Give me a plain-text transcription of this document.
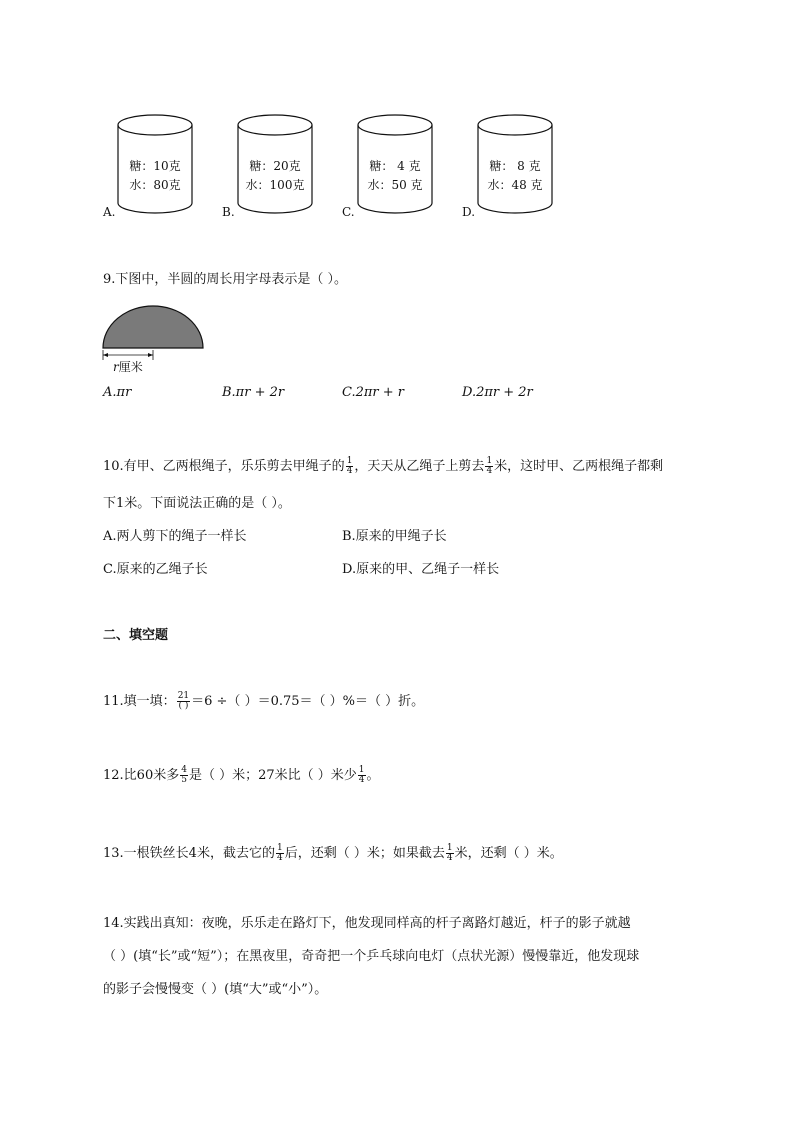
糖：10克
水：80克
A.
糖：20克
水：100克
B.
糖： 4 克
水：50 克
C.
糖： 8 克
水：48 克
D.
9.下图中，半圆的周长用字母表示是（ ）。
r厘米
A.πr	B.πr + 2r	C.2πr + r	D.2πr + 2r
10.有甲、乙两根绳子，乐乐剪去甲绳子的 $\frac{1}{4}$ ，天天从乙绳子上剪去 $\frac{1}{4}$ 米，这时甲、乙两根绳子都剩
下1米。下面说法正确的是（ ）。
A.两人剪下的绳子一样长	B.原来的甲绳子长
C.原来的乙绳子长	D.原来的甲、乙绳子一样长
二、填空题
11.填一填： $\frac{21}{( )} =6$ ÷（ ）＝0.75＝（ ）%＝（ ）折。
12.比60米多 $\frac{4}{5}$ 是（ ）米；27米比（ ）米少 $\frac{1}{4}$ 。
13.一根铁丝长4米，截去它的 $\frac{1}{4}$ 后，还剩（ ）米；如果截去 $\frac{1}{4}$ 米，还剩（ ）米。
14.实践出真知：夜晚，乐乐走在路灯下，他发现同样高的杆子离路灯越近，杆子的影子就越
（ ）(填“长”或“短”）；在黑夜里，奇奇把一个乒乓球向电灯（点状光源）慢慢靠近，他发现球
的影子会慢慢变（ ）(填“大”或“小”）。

========================================

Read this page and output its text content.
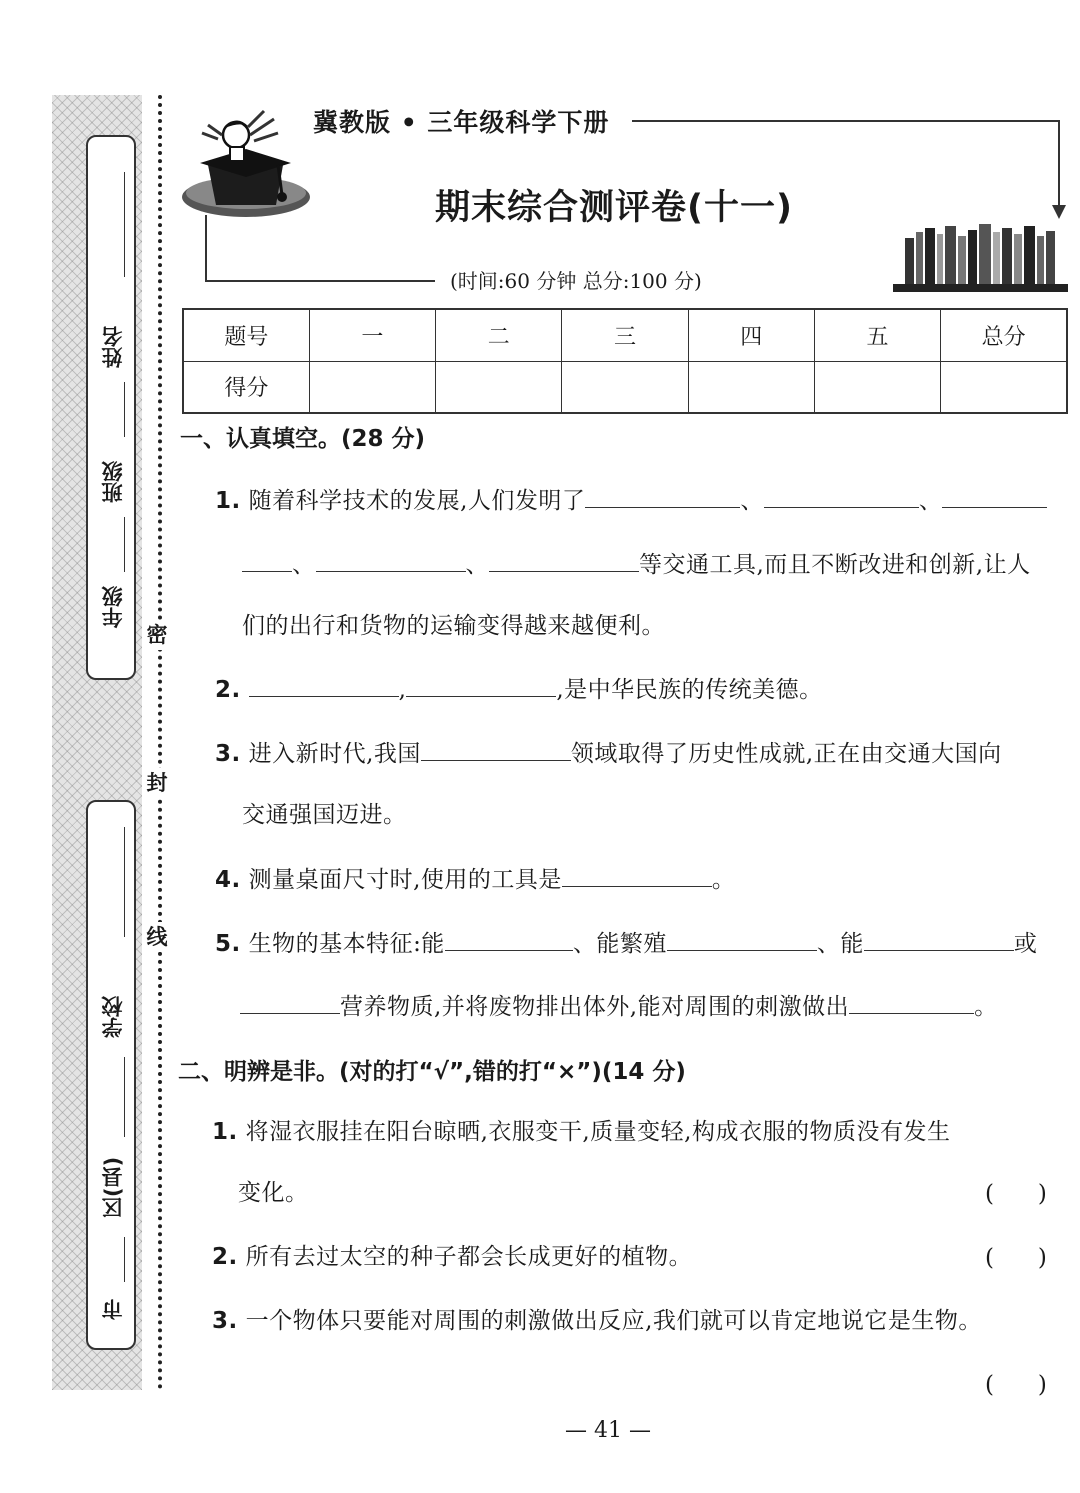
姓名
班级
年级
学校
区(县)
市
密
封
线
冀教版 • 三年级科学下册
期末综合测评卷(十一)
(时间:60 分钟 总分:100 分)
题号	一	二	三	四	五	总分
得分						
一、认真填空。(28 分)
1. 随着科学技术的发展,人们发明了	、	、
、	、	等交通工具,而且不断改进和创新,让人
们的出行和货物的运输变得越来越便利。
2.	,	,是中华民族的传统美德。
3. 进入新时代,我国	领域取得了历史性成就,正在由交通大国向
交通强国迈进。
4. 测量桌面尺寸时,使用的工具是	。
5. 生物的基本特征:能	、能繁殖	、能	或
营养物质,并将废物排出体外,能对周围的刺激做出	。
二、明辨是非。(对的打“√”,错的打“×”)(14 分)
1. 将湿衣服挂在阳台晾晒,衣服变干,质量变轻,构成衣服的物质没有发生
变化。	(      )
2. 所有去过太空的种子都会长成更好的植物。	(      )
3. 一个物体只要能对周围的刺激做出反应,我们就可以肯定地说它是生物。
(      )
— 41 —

========================================

Short problem –
Copy out each line that contains the word "text".

Result for this exercise –
Give me a plain-text transcription of this document.
Read this page and output its text content.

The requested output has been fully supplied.